### What is needed
Select every line holding the word "JSON" and copy it.

● ● ● ● ● ● ●

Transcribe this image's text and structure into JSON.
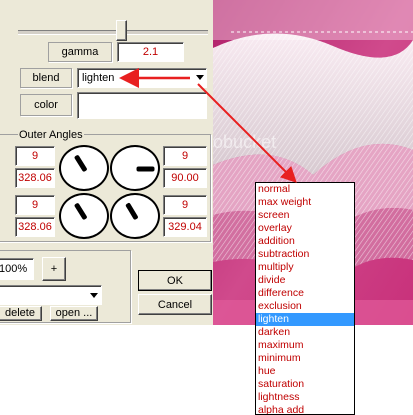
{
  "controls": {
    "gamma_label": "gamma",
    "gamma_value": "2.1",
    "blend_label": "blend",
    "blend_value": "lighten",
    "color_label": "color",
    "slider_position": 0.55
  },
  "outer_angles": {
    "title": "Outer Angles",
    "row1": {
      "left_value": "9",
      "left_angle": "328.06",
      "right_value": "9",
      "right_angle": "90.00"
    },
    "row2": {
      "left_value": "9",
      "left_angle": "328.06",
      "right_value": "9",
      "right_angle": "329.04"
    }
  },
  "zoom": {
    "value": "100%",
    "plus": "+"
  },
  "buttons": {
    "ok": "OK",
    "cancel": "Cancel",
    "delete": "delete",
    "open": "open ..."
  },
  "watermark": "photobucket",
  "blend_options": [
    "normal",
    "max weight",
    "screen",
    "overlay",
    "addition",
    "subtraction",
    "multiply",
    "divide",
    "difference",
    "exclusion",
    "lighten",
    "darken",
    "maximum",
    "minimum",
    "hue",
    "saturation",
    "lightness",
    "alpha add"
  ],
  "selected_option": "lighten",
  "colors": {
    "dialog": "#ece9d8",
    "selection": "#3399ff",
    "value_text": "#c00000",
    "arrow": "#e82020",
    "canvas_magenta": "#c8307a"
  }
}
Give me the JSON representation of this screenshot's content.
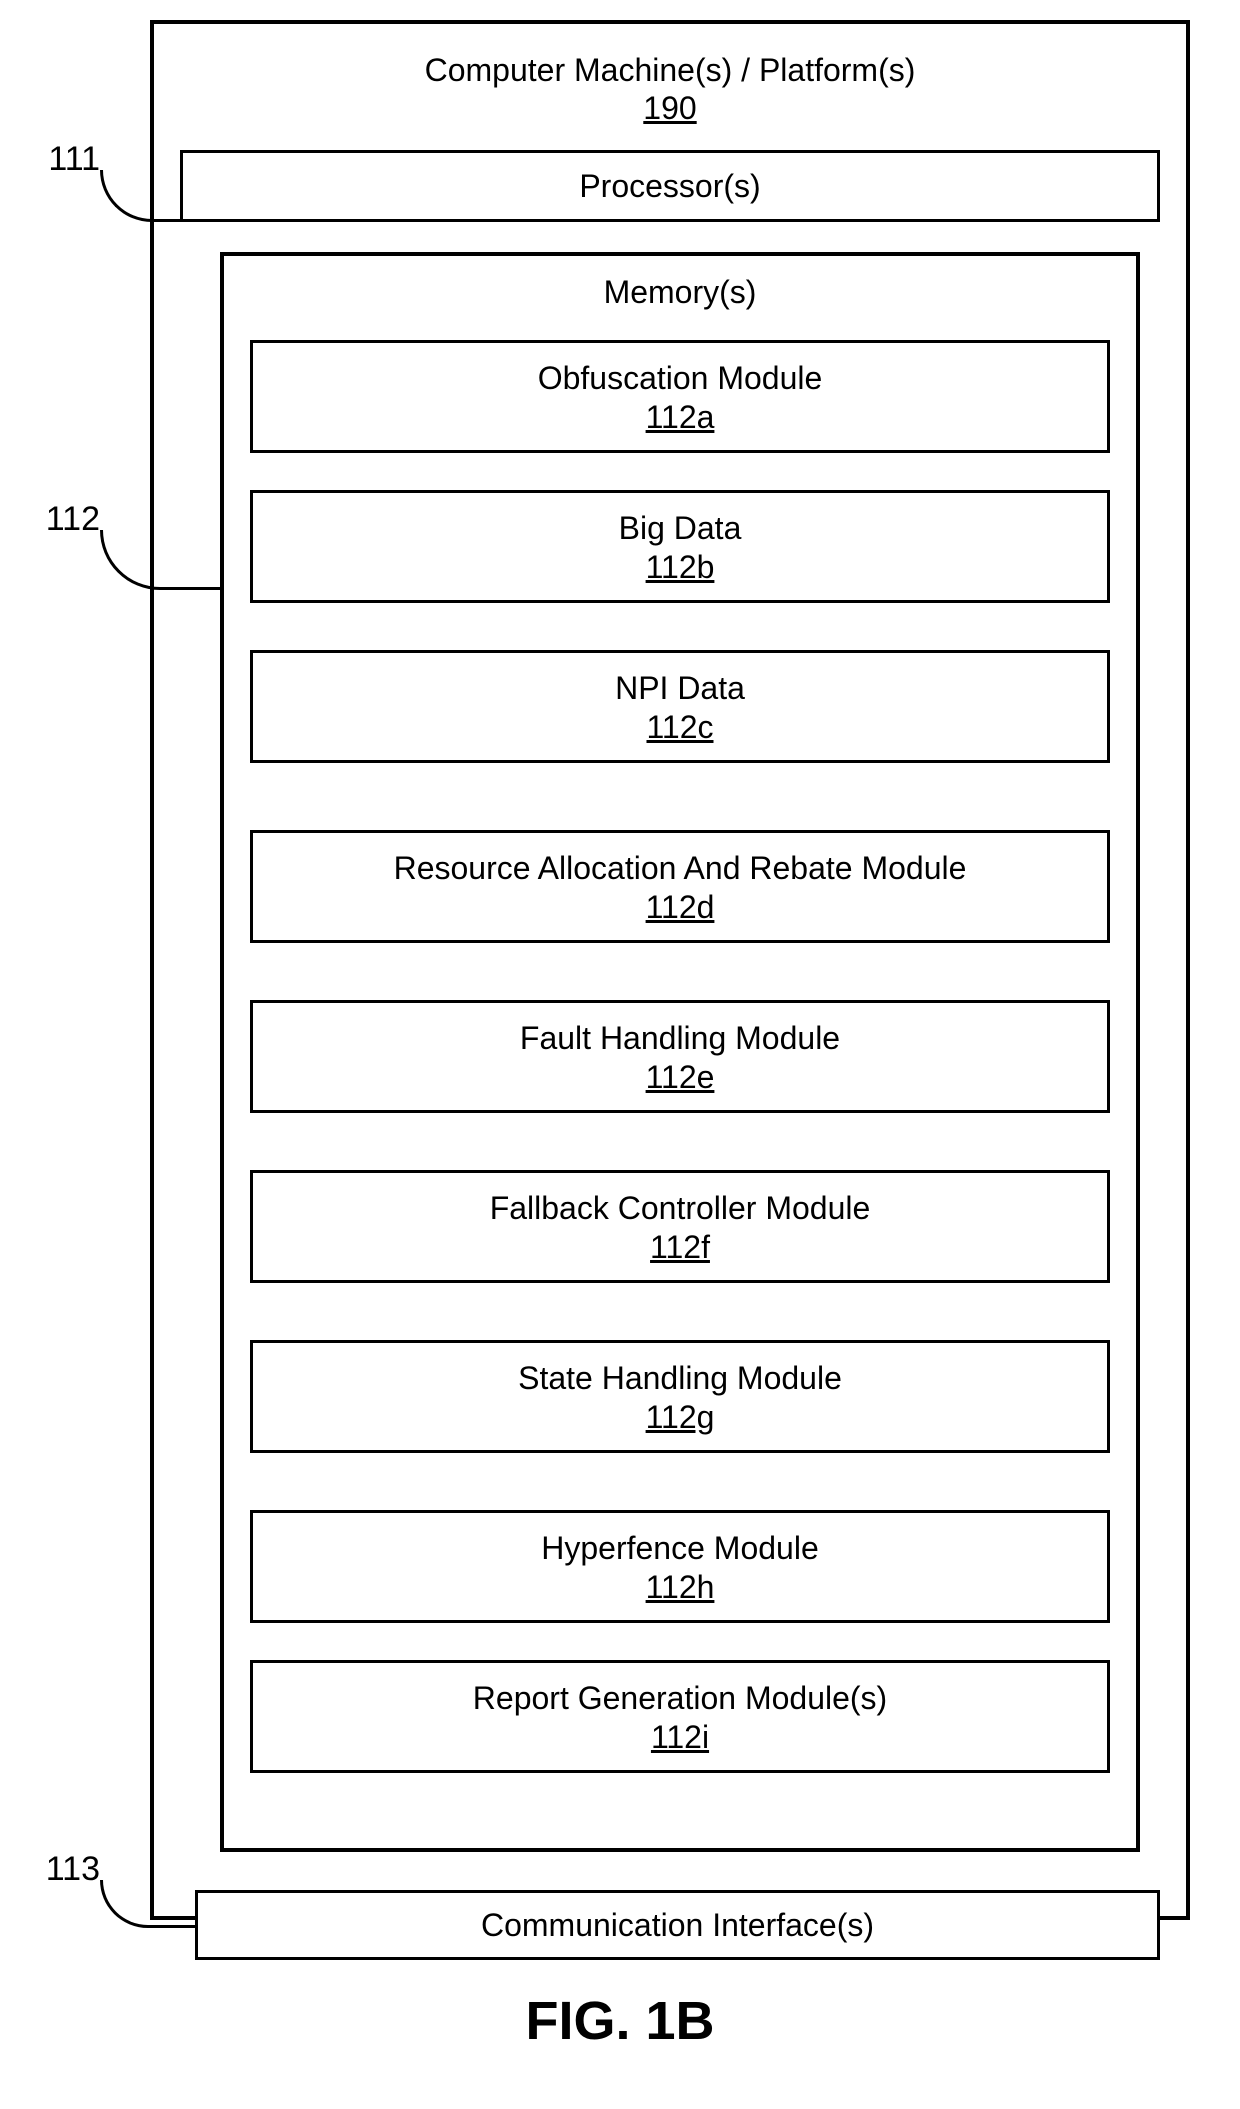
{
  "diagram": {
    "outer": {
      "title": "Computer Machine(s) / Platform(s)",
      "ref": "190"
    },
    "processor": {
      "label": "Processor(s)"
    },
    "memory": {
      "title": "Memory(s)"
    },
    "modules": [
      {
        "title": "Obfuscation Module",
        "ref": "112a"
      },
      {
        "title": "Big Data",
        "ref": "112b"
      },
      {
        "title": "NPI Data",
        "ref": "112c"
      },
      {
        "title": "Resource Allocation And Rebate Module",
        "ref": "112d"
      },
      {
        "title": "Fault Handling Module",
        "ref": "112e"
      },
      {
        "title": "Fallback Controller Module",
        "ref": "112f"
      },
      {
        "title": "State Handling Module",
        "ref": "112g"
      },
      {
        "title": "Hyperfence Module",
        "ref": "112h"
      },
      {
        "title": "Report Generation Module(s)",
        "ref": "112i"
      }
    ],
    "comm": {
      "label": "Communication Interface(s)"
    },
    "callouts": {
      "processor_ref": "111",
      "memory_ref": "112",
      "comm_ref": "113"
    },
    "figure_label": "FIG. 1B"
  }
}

● ● ● ● ● ● ●

### Solution to this task
Transcribe this image's text and structure into JSON.
Give me the JSON representation of this screenshot's content.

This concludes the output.